● Input records
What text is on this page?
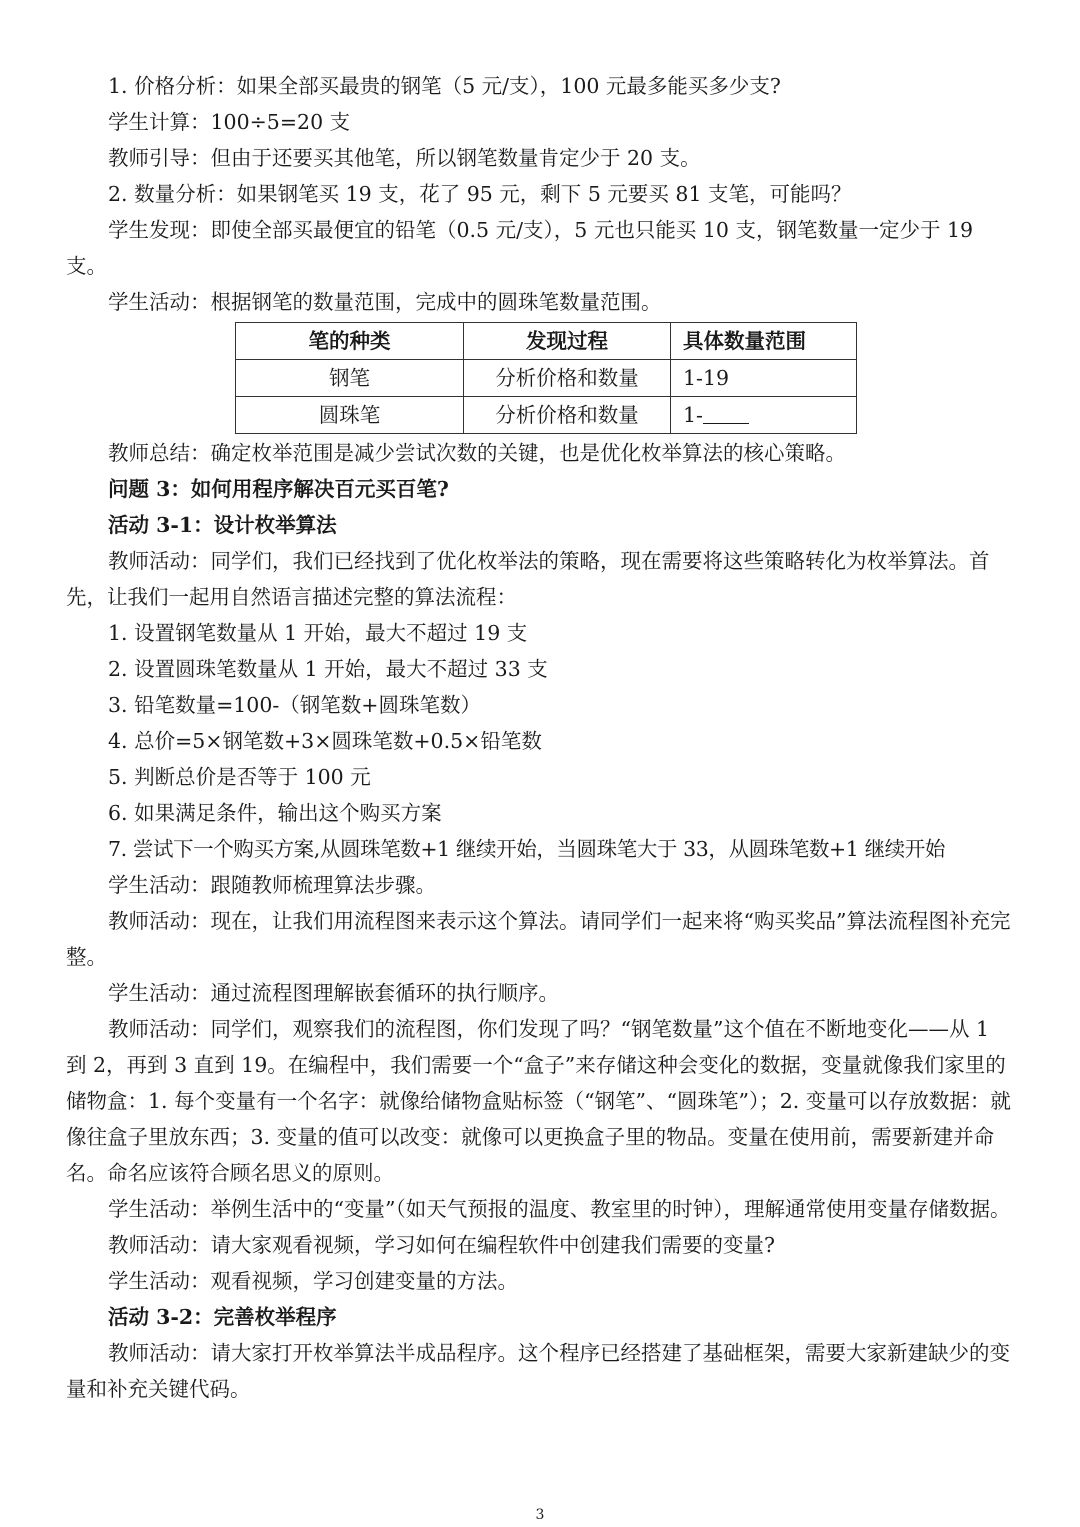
1. 价格分析：如果全部买最贵的钢笔（5 元/支），100 元最多能买多少支?

学生计算：100÷5=20 支

教师引导：但由于还要买其他笔，所以钢笔数量肯定少于 20 支。

2. 数量分析：如果钢笔买 19 支，花了 95 元，剩下 5 元要买 81 支笔，可能吗？

学生发现：即使全部买最便宜的铅笔（0.5 元/支），5 元也只能买 10 支，钢笔数量一定少于 19 支。

学生活动：根据钢笔的数量范围，完成中的圆珠笔数量范围。

笔的种类	发现过程	具体数量范围
钢笔	分析价格和数量	1-19
圆珠笔	分析价格和数量	1-

教师总结：确定枚举范围是减少尝试次数的关键，也是优化枚举算法的核心策略。

问题 3：如何用程序解决百元买百笔?

活动 3-1：设计枚举算法

教师活动：同学们，我们已经找到了优化枚举法的策略，现在需要将这些策略转化为枚举算法。首先，让我们一起用自然语言描述完整的算法流程：

1. 设置钢笔数量从 1 开始，最大不超过 19 支

2. 设置圆珠笔数量从 1 开始，最大不超过 33 支

3. 铅笔数量=100-（钢笔数+圆珠笔数）

4. 总价=5×钢笔数+3×圆珠笔数+0.5×铅笔数

5. 判断总价是否等于 100 元

6. 如果满足条件，输出这个购买方案

7. 尝试下一个购买方案,从圆珠笔数+1 继续开始，当圆珠笔大于 33，从圆珠笔数+1 继续开始

学生活动：跟随教师梳理算法步骤。

教师活动：现在，让我们用流程图来表示这个算法。请同学们一起来将“购买奖品”算法流程图补充完整。

学生活动：通过流程图理解嵌套循环的执行顺序。

教师活动：同学们，观察我们的流程图，你们发现了吗？“钢笔数量”这个值在不断地变化——从 1 到 2，再到 3 直到 19。在编程中，我们需要一个“盒子”来存储这种会变化的数据，变量就像我们家里的储物盒：1. 每个变量有一个名字：就像给储物盒贴标签（“钢笔”、“圆珠笔”）；2. 变量可以存放数据：就像往盒子里放东西；3. 变量的值可以改变：就像可以更换盒子里的物品。变量在使用前，需要新建并命名。命名应该符合顾名思义的原则。

学生活动：举例生活中的“变量”（如天气预报的温度、教室里的时钟），理解通常使用变量存储数据。

教师活动：请大家观看视频，学习如何在编程软件中创建我们需要的变量?

学生活动：观看视频，学习创建变量的方法。

活动 3-2：完善枚举程序

教师活动：请大家打开枚举算法半成品程序。这个程序已经搭建了基础框架，需要大家新建缺少的变量和补充关键代码。

3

● Exercise description
List each line in the listing that contains the string "学生活动".

● Answer to this exercise
学生活动：根据钢笔的数量范围，完成中的圆珠笔数量范围。
学生活动：跟随教师梳理算法步骤。
学生活动：通过流程图理解嵌套循环的执行顺序。
学生活动：举例生活中的“变量”（如天气预报的温度、教室里的时钟），理解通常使用变量存储数据。
学生活动：观看视频，学习创建变量的方法。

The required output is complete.